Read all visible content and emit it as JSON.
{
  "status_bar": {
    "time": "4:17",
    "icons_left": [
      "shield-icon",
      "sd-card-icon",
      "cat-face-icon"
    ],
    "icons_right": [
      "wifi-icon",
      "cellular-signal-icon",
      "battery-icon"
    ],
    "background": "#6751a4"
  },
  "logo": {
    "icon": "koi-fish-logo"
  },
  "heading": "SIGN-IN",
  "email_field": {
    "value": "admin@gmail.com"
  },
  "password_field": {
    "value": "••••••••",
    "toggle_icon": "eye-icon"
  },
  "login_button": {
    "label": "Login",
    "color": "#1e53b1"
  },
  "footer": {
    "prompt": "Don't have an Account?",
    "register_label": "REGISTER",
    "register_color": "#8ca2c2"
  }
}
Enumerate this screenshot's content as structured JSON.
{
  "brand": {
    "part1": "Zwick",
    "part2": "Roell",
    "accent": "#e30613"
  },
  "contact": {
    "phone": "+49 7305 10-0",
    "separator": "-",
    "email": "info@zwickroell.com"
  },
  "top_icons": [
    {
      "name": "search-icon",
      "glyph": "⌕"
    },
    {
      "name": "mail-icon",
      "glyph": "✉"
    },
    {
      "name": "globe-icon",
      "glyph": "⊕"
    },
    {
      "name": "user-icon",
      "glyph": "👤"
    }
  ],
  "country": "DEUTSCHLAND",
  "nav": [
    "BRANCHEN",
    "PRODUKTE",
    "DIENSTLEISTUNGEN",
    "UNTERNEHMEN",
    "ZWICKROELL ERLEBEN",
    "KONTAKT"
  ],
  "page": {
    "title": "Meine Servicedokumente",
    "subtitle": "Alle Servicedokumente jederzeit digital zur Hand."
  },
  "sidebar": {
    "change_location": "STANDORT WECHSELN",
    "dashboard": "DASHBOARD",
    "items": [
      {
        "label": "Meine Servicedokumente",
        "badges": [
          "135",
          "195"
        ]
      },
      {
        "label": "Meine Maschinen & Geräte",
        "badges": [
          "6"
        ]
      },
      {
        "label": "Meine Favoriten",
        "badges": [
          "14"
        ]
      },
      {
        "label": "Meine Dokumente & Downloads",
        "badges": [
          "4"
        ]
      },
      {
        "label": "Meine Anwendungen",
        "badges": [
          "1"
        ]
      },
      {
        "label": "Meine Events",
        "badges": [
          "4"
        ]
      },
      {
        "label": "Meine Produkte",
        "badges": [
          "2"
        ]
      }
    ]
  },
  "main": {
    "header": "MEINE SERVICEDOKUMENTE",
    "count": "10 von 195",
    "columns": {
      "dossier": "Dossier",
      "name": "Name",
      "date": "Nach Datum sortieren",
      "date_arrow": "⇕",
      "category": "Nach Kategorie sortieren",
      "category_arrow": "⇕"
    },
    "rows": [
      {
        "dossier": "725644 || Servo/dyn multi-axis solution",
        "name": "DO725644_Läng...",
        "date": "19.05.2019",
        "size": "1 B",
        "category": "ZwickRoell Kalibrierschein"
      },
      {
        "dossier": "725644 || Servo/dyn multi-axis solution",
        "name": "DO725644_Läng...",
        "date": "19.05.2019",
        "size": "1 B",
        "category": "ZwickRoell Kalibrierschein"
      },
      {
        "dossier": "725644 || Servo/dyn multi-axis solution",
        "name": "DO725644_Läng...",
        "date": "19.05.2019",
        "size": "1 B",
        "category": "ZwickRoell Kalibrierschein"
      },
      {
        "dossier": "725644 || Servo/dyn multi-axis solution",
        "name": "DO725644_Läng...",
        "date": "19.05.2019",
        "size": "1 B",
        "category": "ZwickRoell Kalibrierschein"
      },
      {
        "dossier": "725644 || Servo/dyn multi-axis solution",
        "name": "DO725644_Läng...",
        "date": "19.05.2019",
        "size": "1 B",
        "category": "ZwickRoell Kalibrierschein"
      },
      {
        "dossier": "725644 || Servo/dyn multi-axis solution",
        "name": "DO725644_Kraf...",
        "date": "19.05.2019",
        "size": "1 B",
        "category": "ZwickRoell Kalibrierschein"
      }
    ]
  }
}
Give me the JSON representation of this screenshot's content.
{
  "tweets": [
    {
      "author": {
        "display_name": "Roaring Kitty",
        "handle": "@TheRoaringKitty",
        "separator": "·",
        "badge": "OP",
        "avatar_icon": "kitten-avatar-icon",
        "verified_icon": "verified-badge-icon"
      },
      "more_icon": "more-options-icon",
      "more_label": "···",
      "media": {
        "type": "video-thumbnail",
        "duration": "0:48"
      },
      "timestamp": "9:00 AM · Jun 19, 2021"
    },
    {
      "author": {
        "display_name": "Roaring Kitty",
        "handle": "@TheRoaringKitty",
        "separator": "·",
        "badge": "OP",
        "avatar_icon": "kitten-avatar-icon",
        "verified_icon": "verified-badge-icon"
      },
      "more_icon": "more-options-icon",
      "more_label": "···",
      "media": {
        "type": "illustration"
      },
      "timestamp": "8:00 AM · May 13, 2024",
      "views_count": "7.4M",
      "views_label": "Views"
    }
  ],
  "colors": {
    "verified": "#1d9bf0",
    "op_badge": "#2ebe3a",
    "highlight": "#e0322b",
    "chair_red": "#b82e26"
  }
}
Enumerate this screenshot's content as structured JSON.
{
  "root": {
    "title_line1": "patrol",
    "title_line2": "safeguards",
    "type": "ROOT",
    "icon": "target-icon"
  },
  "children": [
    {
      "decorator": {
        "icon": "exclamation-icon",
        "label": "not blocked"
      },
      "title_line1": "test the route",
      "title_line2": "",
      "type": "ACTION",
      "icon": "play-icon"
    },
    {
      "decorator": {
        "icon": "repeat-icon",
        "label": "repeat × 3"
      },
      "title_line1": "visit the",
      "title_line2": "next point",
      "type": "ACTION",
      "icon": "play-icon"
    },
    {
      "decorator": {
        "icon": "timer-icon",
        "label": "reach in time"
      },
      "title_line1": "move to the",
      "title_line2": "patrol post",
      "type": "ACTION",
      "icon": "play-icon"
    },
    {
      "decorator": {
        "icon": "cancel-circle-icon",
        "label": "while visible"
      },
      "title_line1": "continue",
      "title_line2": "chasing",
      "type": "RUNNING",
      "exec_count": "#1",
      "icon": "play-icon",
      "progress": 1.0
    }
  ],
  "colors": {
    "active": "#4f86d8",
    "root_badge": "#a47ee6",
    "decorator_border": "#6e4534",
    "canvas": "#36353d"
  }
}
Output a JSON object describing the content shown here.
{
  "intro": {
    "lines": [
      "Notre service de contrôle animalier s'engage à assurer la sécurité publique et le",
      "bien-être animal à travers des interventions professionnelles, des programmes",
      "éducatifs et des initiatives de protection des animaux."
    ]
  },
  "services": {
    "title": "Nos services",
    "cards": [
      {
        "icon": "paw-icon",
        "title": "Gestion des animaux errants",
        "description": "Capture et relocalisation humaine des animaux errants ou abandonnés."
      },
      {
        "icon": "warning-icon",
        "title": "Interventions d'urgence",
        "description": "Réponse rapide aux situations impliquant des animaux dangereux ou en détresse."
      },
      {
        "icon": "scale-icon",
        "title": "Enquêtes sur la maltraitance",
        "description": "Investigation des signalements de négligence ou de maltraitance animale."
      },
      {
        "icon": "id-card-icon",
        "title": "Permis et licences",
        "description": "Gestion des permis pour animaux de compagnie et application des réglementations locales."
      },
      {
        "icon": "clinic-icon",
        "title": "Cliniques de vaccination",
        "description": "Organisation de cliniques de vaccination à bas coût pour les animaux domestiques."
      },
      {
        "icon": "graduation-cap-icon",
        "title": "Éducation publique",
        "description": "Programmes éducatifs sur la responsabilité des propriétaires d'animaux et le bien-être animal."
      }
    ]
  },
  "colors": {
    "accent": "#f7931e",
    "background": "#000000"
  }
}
━━━
What you need to do:
Copy the material above back out, exactly as written.

Result:
Read all visible content and emit it as JSON.
{
  "status_bar": {
    "time": "4:17",
    "icons_left": [
      "shield-icon",
      "sd-card-icon",
      "cat-face-icon"
    ],
    "icons_right": [
      "wifi-icon",
      "cellular-signal-icon",
      "battery-icon"
    ],
    "background": "#6751a4"
  },
  "logo": {
    "icon": "koi-fish-logo"
  },
  "heading": "SIGN-IN",
  "email_field": {
    "value": "admin@gmail.com"
  },
  "password_field": {
    "value": "••••••••",
    "toggle_icon": "eye-icon"
  },
  "login_button": {
    "label": "Login",
    "color": "#1e53b1"
  },
  "footer": {
    "prompt": "Don't have an Account?",
    "register_label": "REGISTER",
    "register_color": "#8ca2c2"
  }
}
Enumerate this screenshot's content as structured JSON.
{
  "brand": {
    "part1": "Zwick",
    "part2": "Roell",
    "accent": "#e30613"
  },
  "contact": {
    "phone": "+49 7305 10-0",
    "separator": "-",
    "email": "info@zwickroell.com"
  },
  "top_icons": [
    {
      "name": "search-icon",
      "glyph": "⌕"
    },
    {
      "name": "mail-icon",
      "glyph": "✉"
    },
    {
      "name": "globe-icon",
      "glyph": "⊕"
    },
    {
      "name": "user-icon",
      "glyph": "👤"
    }
  ],
  "country": "DEUTSCHLAND",
  "nav": [
    "BRANCHEN",
    "PRODUKTE",
    "DIENSTLEISTUNGEN",
    "UNTERNEHMEN",
    "ZWICKROELL ERLEBEN",
    "KONTAKT"
  ],
  "page": {
    "title": "Meine Servicedokumente",
    "subtitle": "Alle Servicedokumente jederzeit digital zur Hand."
  },
  "sidebar": {
    "change_location": "STANDORT WECHSELN",
    "dashboard": "DASHBOARD",
    "items": [
      {
        "label": "Meine Servicedokumente",
        "badges": [
          "135",
          "195"
        ]
      },
      {
        "label": "Meine Maschinen & Geräte",
        "badges": [
          "6"
        ]
      },
      {
        "label": "Meine Favoriten",
        "badges": [
          "14"
        ]
      },
      {
        "label": "Meine Dokumente & Downloads",
        "badges": [
          "4"
        ]
      },
      {
        "label": "Meine Anwendungen",
        "badges": [
          "1"
        ]
      },
      {
        "label": "Meine Events",
        "badges": [
          "4"
        ]
      },
      {
        "label": "Meine Produkte",
        "badges": [
          "2"
        ]
      }
    ]
  },
  "main": {
    "header": "MEINE SERVICEDOKUMENTE",
    "count": "10 von 195",
    "columns": {
      "dossier": "Dossier",
      "name": "Name",
      "date": "Nach Datum sortieren",
      "date_arrow": "⇕",
      "category": "Nach Kategorie sortieren",
      "category_arrow": "⇕"
    },
    "rows": [
      {
        "dossier": "725644 || Servo/dyn multi-axis solution",
        "name": "DO725644_Läng...",
        "date": "19.05.2019",
        "size": "1 B",
        "category": "ZwickRoell Kalibrierschein"
      },
      {
        "dossier": "725644 || Servo/dyn multi-axis solution",
        "name": "DO725644_Läng...",
        "date": "19.05.2019",
        "size": "1 B",
        "category": "ZwickRoell Kalibrierschein"
      },
      {
        "dossier": "725644 || Servo/dyn multi-axis solution",
        "name": "DO725644_Läng...",
        "date": "19.05.2019",
        "size": "1 B",
        "category": "ZwickRoell Kalibrierschein"
      },
      {
        "dossier": "725644 || Servo/dyn multi-axis solution",
        "name": "DO725644_Läng...",
        "date": "19.05.2019",
        "size": "1 B",
        "category": "ZwickRoell Kalibrierschein"
      },
      {
        "dossier": "725644 || Servo/dyn multi-axis solution",
        "name": "DO725644_Läng...",
        "date": "19.05.2019",
        "size": "1 B",
        "category": "ZwickRoell Kalibrierschein"
      },
      {
        "dossier": "725644 || Servo/dyn multi-axis solution",
        "name": "DO725644_Kraf...",
        "date": "19.05.2019",
        "size": "1 B",
        "category": "ZwickRoell Kalibrierschein"
      }
    ]
  }
}
Give me the JSON representation of this screenshot's content.
{
  "tweets": [
    {
      "author": {
        "display_name": "Roaring Kitty",
        "handle": "@TheRoaringKitty",
        "separator": "·",
        "badge": "OP",
        "avatar_icon": "kitten-avatar-icon",
        "verified_icon": "verified-badge-icon"
      },
      "more_icon": "more-options-icon",
      "more_label": "···",
      "media": {
        "type": "video-thumbnail",
        "duration": "0:48"
      },
      "timestamp": "9:00 AM · Jun 19, 2021"
    },
    {
      "author": {
        "display_name": "Roaring Kitty",
        "handle": "@TheRoaringKitty",
        "separator": "·",
        "badge": "OP",
        "avatar_icon": "kitten-avatar-icon",
        "verified_icon": "verified-badge-icon"
      },
      "more_icon": "more-options-icon",
      "more_label": "···",
      "media": {
        "type": "illustration"
      },
      "timestamp": "8:00 AM · May 13, 2024",
      "views_count": "7.4M",
      "views_label": "Views"
    }
  ],
  "colors": {
    "verified": "#1d9bf0",
    "op_badge": "#2ebe3a",
    "highlight": "#e0322b",
    "chair_red": "#b82e26"
  }
}
Enumerate this screenshot's content as structured JSON.
{
  "root": {
    "title_line1": "patrol",
    "title_line2": "safeguards",
    "type": "ROOT",
    "icon": "target-icon"
  },
  "children": [
    {
      "decorator": {
        "icon": "exclamation-icon",
        "label": "not blocked"
      },
      "title_line1": "test the route",
      "title_line2": "",
      "type": "ACTION",
      "icon": "play-icon"
    },
    {
      "decorator": {
        "icon": "repeat-icon",
        "label": "repeat × 3"
      },
      "title_line1": "visit the",
      "title_line2": "next point",
      "type": "ACTION",
      "icon": "play-icon"
    },
    {
      "decorator": {
        "icon": "timer-icon",
        "label": "reach in time"
      },
      "title_line1": "move to the",
      "title_line2": "patrol post",
      "type": "ACTION",
      "icon": "play-icon"
    },
    {
      "decorator": {
        "icon": "cancel-circle-icon",
        "label": "while visible"
      },
      "title_line1": "continue",
      "title_line2": "chasing",
      "type": "RUNNING",
      "exec_count": "#1",
      "icon": "play-icon",
      "progress": 1.0
    }
  ],
  "colors": {
    "active": "#4f86d8",
    "root_badge": "#a47ee6",
    "decorator_border": "#6e4534",
    "canvas": "#36353d"
  }
}
Output a JSON object describing the content shown here.
{
  "intro": {
    "lines": [
      "Notre service de contrôle animalier s'engage à assurer la sécurité publique et le",
      "bien-être animal à travers des interventions professionnelles, des programmes",
      "éducatifs et des initiatives de protection des animaux."
    ]
  },
  "services": {
    "title": "Nos services",
    "cards": [
      {
        "icon": "paw-icon",
        "title": "Gestion des animaux errants",
        "description": "Capture et relocalisation humaine des animaux errants ou abandonnés."
      },
      {
        "icon": "warning-icon",
        "title": "Interventions d'urgence",
        "description": "Réponse rapide aux situations impliquant des animaux dangereux ou en détresse."
      },
      {
        "icon": "scale-icon",
        "title": "Enquêtes sur la maltraitance",
        "description": "Investigation des signalements de négligence ou de maltraitance animale."
      },
      {
        "icon": "id-card-icon",
        "title": "Permis et licences",
        "description": "Gestion des permis pour animaux de compagnie et application des réglementations locales."
      },
      {
        "icon": "clinic-icon",
        "title": "Cliniques de vaccination",
        "description": "Organisation de cliniques de vaccination à bas coût pour les animaux domestiques."
      },
      {
        "icon": "graduation-cap-icon",
        "title": "Éducation publique",
        "description": "Programmes éducatifs sur la responsabilité des propriétaires d'animaux et le bien-être animal."
      }
    ]
  },
  "colors": {
    "accent": "#f7931e",
    "background": "#000000"
  }
}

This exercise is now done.